**What the task requires:**
Isolate every line in the records below with "this" in it.

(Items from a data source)

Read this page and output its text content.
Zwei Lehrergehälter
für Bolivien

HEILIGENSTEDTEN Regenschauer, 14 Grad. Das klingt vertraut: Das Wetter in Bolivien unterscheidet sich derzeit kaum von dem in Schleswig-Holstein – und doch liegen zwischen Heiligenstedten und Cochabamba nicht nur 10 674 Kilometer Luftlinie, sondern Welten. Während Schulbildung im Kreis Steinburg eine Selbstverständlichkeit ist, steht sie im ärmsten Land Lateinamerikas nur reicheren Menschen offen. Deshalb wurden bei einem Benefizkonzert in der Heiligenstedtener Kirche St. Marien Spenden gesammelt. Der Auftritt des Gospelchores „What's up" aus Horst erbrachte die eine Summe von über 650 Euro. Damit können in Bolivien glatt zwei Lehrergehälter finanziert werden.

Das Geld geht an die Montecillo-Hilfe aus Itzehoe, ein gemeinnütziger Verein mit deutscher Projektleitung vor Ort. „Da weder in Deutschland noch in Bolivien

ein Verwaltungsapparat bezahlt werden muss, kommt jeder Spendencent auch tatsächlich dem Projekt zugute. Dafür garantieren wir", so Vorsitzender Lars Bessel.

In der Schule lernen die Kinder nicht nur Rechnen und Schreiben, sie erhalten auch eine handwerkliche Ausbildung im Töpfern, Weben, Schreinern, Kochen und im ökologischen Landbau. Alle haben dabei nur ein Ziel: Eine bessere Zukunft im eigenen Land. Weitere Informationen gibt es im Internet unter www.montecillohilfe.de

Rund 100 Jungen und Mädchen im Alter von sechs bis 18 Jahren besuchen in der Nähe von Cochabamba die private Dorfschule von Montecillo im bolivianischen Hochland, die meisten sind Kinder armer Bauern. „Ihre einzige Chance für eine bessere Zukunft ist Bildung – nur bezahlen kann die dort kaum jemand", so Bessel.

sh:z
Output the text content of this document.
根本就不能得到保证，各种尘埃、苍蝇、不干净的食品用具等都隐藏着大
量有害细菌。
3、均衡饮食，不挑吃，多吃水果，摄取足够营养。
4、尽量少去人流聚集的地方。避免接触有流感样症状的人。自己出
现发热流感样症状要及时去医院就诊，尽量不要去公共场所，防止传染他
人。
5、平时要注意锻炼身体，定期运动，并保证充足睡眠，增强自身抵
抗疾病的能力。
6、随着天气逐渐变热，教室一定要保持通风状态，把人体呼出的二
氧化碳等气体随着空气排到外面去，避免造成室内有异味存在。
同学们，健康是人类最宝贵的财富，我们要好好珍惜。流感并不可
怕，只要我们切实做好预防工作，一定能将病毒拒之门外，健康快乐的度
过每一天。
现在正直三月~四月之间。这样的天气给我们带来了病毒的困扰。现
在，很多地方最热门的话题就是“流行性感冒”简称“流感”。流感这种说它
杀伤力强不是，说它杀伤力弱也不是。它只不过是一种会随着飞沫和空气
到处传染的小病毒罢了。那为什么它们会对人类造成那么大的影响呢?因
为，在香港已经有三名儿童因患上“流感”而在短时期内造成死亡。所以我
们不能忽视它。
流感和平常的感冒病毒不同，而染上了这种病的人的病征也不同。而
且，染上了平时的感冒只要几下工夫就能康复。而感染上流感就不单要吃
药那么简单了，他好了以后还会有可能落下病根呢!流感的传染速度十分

**Reply:**
Read this page and output its text content.
Output the text content of this document.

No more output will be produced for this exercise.